> [GIVEN EXERCISE] Go through the lines below and copy each one that holds the string "color".
+ + + +
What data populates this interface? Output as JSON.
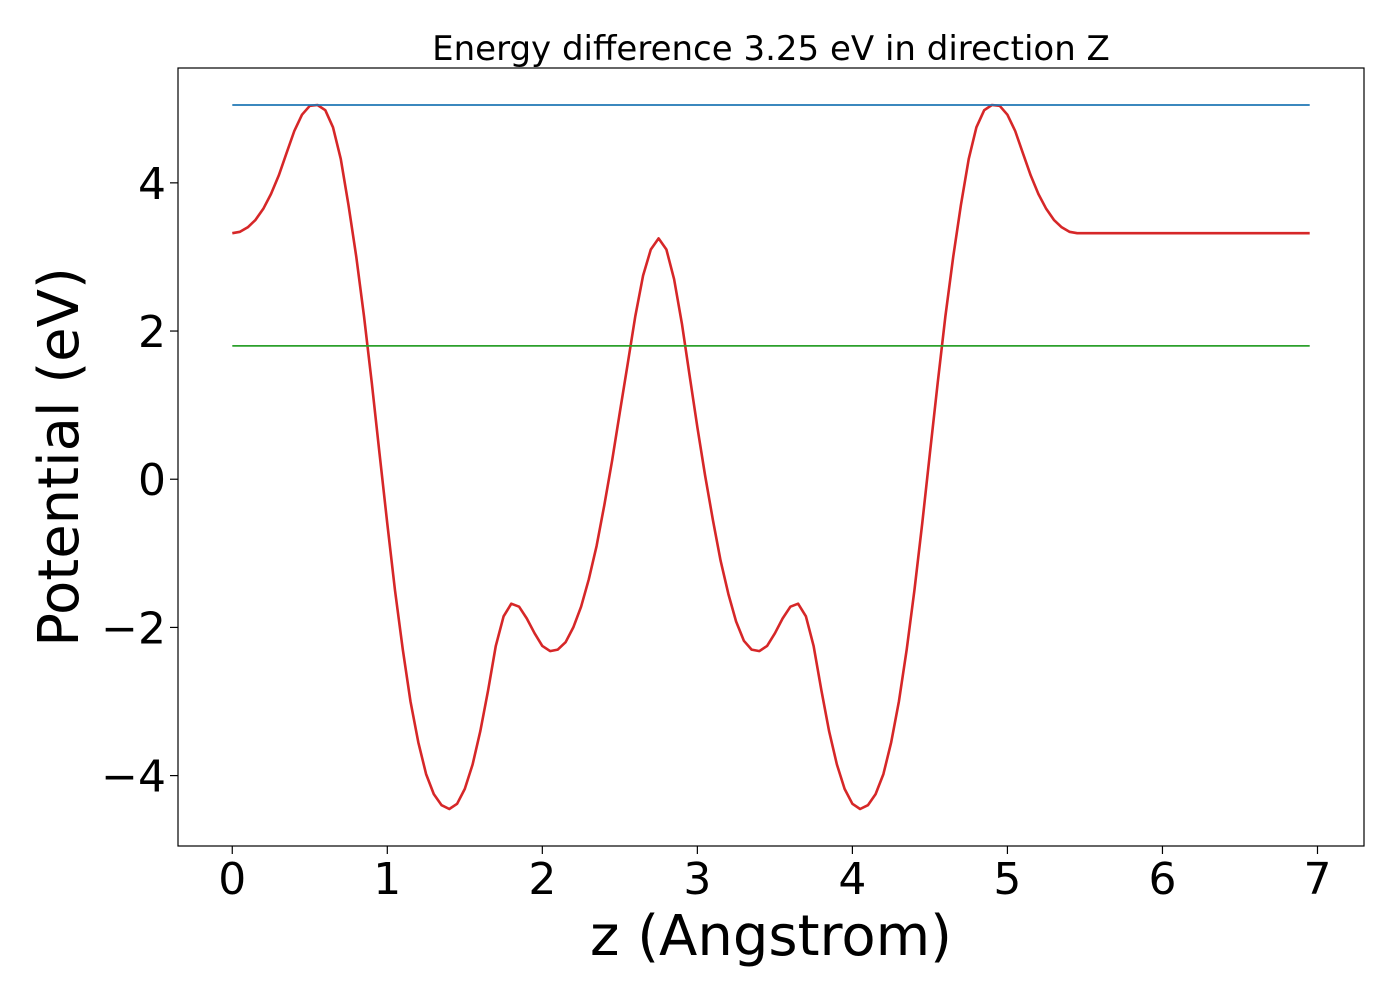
{
  "chart_data": {
    "type": "line",
    "title": "Energy difference 3.25 eV in direction Z",
    "xlabel": "z (Angstrom)",
    "ylabel": "Potential (eV)",
    "xlim": [
      -0.35,
      7.3
    ],
    "ylim": [
      -4.95,
      5.55
    ],
    "xticks": [
      0,
      1,
      2,
      3,
      4,
      5,
      6,
      7
    ],
    "xtick_labels": [
      "0",
      "1",
      "2",
      "3",
      "4",
      "5",
      "6",
      "7"
    ],
    "yticks": [
      -4,
      -2,
      0,
      2,
      4
    ],
    "ytick_labels": [
      "−4",
      "−2",
      "0",
      "2",
      "4"
    ],
    "grid": false,
    "series": [
      {
        "color": "#d62728",
        "x": [
          0,
          0.05,
          0.1,
          0.15,
          0.2,
          0.25,
          0.3,
          0.35,
          0.4,
          0.45,
          0.5,
          0.55,
          0.6,
          0.65,
          0.7,
          0.75,
          0.8,
          0.85,
          0.9,
          0.95,
          1.0,
          1.05,
          1.1,
          1.15,
          1.2,
          1.25,
          1.3,
          1.35,
          1.4,
          1.45,
          1.5,
          1.55,
          1.6,
          1.65,
          1.7,
          1.75,
          1.8,
          1.85,
          1.9,
          1.95,
          2.0,
          2.05,
          2.1,
          2.15,
          2.2,
          2.25,
          2.3,
          2.35,
          2.4,
          2.45,
          2.5,
          2.55,
          2.6,
          2.65,
          2.7,
          2.75,
          2.8,
          2.85,
          2.9,
          2.95,
          3.0,
          3.05,
          3.1,
          3.15,
          3.2,
          3.25,
          3.3,
          3.35,
          3.4,
          3.45,
          3.5,
          3.55,
          3.6,
          3.65,
          3.7,
          3.75,
          3.8,
          3.85,
          3.9,
          3.95,
          4.0,
          4.05,
          4.1,
          4.15,
          4.2,
          4.25,
          4.3,
          4.35,
          4.4,
          4.45,
          4.5,
          4.55,
          4.6,
          4.65,
          4.7,
          4.75,
          4.8,
          4.85,
          4.9,
          4.95,
          5.0,
          5.05,
          5.1,
          5.15,
          5.2,
          5.25,
          5.3,
          5.35,
          5.4,
          5.45,
          5.5,
          5.55,
          5.6,
          5.65,
          5.7,
          5.75,
          5.8,
          5.85,
          5.9,
          5.95,
          6.0,
          6.05,
          6.1,
          6.15,
          6.2,
          6.25,
          6.3,
          6.35,
          6.4,
          6.45,
          6.5,
          6.55,
          6.6,
          6.65,
          6.7,
          6.75,
          6.8,
          6.85,
          6.9,
          6.95
        ],
        "y": [
          3.32,
          3.34,
          3.4,
          3.5,
          3.65,
          3.85,
          4.1,
          4.4,
          4.7,
          4.92,
          5.04,
          5.05,
          4.98,
          4.75,
          4.32,
          3.7,
          3.0,
          2.2,
          1.3,
          0.35,
          -0.6,
          -1.5,
          -2.3,
          -3.0,
          -3.55,
          -3.98,
          -4.25,
          -4.4,
          -4.45,
          -4.38,
          -4.18,
          -3.85,
          -3.4,
          -2.85,
          -2.25,
          -1.85,
          -1.68,
          -1.72,
          -1.88,
          -2.08,
          -2.25,
          -2.32,
          -2.3,
          -2.2,
          -2.0,
          -1.72,
          -1.35,
          -0.9,
          -0.35,
          0.25,
          0.9,
          1.55,
          2.2,
          2.75,
          3.1,
          3.25,
          3.1,
          2.7,
          2.1,
          1.4,
          0.7,
          0.05,
          -0.55,
          -1.1,
          -1.55,
          -1.92,
          -2.18,
          -2.3,
          -2.32,
          -2.25,
          -2.08,
          -1.88,
          -1.72,
          -1.68,
          -1.85,
          -2.25,
          -2.85,
          -3.4,
          -3.85,
          -4.18,
          -4.38,
          -4.45,
          -4.4,
          -4.25,
          -3.98,
          -3.55,
          -3.0,
          -2.3,
          -1.5,
          -0.6,
          0.35,
          1.3,
          2.2,
          3.0,
          3.7,
          4.32,
          4.75,
          4.98,
          5.05,
          5.04,
          4.92,
          4.7,
          4.4,
          4.1,
          3.85,
          3.65,
          3.5,
          3.4,
          3.34,
          3.32,
          3.32,
          3.32,
          3.32,
          3.32,
          3.32,
          3.32,
          3.32,
          3.32,
          3.32,
          3.32,
          3.32,
          3.32,
          3.32,
          3.32,
          3.32,
          3.32,
          3.32,
          3.32,
          3.32,
          3.32,
          3.32,
          3.32,
          3.32,
          3.32,
          3.32,
          3.32,
          3.32,
          3.32,
          3.32,
          3.32
        ]
      },
      {
        "color": "#1f77b4",
        "x": [
          0,
          6.95
        ],
        "y": [
          5.05,
          5.05
        ]
      },
      {
        "color": "#2ca02c",
        "x": [
          0,
          6.95
        ],
        "y": [
          1.8,
          1.8
        ]
      }
    ]
  }
}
+ + + +
> [SOLUTION TO THIS PROBLEM]
        "color": "#d62728",
        "color": "#1f77b4",
        "color": "#2ca02c",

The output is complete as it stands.